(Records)
____
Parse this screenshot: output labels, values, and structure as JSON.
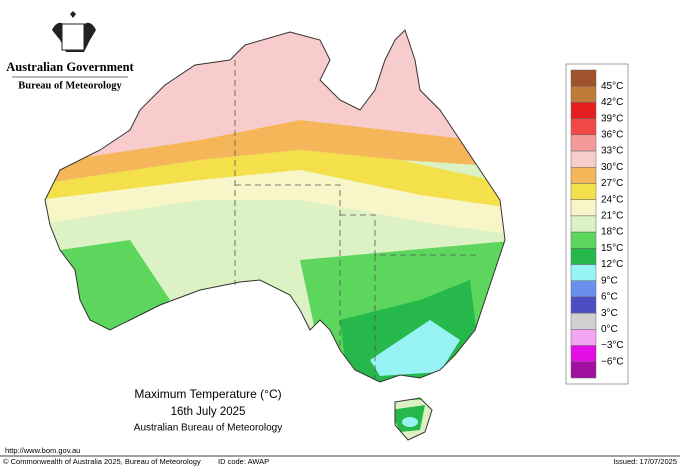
{
  "header": {
    "government": "Australian Government",
    "agency": "Bureau of Meteorology"
  },
  "map": {
    "title": "Maximum Temperature (°C)",
    "date": "16th July 2025",
    "source": "Australian Bureau of Meteorology"
  },
  "legend": {
    "labels": [
      "45°C",
      "42°C",
      "39°C",
      "36°C",
      "33°C",
      "30°C",
      "27°C",
      "24°C",
      "21°C",
      "18°C",
      "15°C",
      "12°C",
      "9°C",
      "6°C",
      "3°C",
      "0°C",
      "−3°C",
      "−6°C"
    ],
    "colors": [
      "#a0522d",
      "#c07a3a",
      "#e41e1e",
      "#f24848",
      "#f49a9a",
      "#f8cccc",
      "#f4b658",
      "#f4e04a",
      "#f8f6c8",
      "#dcf2c4",
      "#5cd65c",
      "#26b84a",
      "#98f4f4",
      "#6a90ee",
      "#4e4ec4",
      "#d0d0d0",
      "#f2a6f2",
      "#e60ee6",
      "#a0109e"
    ]
  },
  "footer": {
    "url": "http://www.bom.gov.au",
    "copyright": "© Commonwealth of Australia 2025, Bureau of Meteorology",
    "id": "ID code: AWAP",
    "issued": "Issued: 17/07/2025"
  }
}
____
● **Your goal**:
Search the lines for the string "labels" and copy every line that has it.

● **Output for this exercise**:
Parse this screenshot: output labels, values, and structure as JSON.
    "labels": [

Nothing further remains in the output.